> **PROMPT**: Do any lines in the data below contain "side"? If so, copy every one of them.

> **EXTRACTED ENTRIES**:

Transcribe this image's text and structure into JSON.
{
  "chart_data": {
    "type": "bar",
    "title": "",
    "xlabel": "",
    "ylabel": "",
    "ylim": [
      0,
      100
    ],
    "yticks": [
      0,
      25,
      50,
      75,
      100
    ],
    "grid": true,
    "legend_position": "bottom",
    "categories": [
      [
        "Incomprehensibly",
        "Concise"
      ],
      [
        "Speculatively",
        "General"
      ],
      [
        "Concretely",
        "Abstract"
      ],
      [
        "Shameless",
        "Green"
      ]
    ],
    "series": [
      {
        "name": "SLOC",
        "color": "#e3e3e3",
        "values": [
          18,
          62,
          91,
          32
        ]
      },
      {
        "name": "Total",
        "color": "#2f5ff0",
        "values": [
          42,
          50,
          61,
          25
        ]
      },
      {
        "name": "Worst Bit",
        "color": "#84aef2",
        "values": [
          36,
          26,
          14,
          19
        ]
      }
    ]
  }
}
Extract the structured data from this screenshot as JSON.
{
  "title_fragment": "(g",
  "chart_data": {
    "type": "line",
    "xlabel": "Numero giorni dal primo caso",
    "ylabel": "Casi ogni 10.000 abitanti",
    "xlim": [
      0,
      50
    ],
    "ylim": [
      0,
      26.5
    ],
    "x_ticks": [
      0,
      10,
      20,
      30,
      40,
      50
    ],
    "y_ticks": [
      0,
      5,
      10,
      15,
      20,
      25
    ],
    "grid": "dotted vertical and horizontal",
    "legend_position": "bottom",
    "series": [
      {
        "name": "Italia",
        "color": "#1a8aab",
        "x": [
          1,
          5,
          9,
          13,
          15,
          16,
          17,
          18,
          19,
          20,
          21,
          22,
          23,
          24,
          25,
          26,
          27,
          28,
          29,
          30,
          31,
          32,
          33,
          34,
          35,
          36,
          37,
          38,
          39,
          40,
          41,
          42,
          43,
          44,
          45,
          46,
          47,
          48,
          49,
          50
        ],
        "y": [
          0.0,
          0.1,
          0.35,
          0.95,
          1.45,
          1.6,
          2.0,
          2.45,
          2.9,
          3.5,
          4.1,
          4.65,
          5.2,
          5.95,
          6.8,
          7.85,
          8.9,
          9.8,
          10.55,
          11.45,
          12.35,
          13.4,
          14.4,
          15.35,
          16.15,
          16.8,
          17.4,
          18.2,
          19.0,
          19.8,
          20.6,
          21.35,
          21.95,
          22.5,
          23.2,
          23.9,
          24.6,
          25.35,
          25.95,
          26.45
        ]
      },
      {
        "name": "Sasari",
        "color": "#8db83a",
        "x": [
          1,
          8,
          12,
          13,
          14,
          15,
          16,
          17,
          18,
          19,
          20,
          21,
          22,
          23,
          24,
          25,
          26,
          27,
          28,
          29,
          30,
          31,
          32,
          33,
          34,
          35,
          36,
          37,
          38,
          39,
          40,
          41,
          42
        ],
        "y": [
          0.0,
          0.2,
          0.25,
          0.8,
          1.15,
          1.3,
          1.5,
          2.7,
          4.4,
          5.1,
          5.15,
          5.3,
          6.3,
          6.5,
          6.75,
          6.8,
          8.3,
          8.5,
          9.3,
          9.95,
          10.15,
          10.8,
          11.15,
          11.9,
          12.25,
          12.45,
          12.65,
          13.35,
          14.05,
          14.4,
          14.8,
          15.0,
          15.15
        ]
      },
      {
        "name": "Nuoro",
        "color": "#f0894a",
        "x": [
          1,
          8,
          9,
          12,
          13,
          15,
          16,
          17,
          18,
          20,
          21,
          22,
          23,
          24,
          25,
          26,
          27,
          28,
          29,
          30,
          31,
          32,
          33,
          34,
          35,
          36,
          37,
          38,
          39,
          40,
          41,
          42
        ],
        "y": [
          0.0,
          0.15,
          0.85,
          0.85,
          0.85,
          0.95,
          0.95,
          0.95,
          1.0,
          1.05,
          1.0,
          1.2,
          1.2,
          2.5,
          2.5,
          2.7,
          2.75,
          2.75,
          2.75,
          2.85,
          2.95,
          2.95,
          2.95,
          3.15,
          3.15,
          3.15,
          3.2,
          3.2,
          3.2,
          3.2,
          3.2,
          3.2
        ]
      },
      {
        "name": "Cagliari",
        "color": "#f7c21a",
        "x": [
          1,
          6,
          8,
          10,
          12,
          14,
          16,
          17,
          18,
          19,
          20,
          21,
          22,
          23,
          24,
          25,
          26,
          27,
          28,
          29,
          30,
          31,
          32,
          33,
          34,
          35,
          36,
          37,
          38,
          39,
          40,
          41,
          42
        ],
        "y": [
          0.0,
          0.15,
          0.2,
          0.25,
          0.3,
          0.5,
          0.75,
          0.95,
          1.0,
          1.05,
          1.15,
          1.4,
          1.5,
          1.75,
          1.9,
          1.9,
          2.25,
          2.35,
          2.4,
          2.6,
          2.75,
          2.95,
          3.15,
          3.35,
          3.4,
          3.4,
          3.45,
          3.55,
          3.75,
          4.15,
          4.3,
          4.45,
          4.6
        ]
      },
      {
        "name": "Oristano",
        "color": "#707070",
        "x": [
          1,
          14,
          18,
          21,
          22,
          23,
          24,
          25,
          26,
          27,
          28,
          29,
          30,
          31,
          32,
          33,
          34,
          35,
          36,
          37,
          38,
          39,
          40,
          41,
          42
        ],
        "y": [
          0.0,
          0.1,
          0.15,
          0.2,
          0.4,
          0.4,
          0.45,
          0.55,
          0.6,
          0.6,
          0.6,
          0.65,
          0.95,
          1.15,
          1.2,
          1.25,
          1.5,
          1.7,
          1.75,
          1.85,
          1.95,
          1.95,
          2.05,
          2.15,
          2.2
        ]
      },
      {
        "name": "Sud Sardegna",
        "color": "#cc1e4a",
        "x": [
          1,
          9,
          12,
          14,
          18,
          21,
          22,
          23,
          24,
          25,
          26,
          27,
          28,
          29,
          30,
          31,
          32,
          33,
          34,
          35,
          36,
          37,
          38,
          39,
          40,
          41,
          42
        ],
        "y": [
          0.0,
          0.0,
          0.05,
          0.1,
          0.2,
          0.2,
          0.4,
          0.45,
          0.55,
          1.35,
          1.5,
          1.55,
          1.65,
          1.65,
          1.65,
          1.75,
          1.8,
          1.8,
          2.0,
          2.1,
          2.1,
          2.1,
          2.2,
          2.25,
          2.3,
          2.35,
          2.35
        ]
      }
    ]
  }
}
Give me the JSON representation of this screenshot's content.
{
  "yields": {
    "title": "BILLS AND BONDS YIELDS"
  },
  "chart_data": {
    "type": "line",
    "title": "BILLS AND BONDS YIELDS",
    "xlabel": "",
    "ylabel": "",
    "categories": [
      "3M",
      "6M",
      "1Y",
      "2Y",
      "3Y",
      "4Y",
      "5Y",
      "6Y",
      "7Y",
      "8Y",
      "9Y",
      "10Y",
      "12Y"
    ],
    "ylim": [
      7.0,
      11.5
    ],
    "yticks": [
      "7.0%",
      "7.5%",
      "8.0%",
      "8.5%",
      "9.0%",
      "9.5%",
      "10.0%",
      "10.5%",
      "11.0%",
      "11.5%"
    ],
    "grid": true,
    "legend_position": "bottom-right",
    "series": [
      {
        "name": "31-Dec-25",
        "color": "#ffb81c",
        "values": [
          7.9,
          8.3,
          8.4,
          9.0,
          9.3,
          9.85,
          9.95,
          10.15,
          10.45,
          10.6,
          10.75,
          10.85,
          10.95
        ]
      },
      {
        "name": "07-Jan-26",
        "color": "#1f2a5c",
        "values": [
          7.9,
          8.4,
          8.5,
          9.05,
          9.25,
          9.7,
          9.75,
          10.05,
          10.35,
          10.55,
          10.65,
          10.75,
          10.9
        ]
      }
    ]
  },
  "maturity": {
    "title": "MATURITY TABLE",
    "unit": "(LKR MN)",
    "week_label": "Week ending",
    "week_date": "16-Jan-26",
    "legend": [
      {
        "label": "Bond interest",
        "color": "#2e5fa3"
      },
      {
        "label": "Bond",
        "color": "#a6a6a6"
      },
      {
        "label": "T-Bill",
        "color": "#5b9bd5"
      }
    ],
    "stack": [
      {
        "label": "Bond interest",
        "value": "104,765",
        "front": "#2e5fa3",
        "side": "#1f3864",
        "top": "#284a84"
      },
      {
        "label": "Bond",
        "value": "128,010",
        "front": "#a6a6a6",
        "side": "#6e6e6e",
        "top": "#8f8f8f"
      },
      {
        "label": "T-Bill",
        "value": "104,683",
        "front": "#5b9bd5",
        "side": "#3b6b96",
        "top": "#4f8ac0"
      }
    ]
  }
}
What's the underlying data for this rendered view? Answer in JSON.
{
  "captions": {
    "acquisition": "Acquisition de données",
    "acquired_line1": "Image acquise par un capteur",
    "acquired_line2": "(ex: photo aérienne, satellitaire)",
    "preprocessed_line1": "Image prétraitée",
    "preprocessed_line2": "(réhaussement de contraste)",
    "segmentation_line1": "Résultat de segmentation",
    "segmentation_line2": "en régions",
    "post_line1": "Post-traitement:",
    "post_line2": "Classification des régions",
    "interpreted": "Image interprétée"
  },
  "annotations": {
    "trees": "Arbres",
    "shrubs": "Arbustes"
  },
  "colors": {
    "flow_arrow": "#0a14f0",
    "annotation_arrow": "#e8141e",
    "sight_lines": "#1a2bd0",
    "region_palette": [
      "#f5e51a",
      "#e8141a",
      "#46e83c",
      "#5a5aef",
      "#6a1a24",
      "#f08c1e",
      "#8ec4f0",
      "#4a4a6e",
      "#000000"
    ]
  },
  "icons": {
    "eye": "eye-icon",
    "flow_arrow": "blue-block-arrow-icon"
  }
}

> **IN RESPONSE**:
        "side": "#1f3864",
        "side": "#6e6e6e",
        "side": "#3b6b96",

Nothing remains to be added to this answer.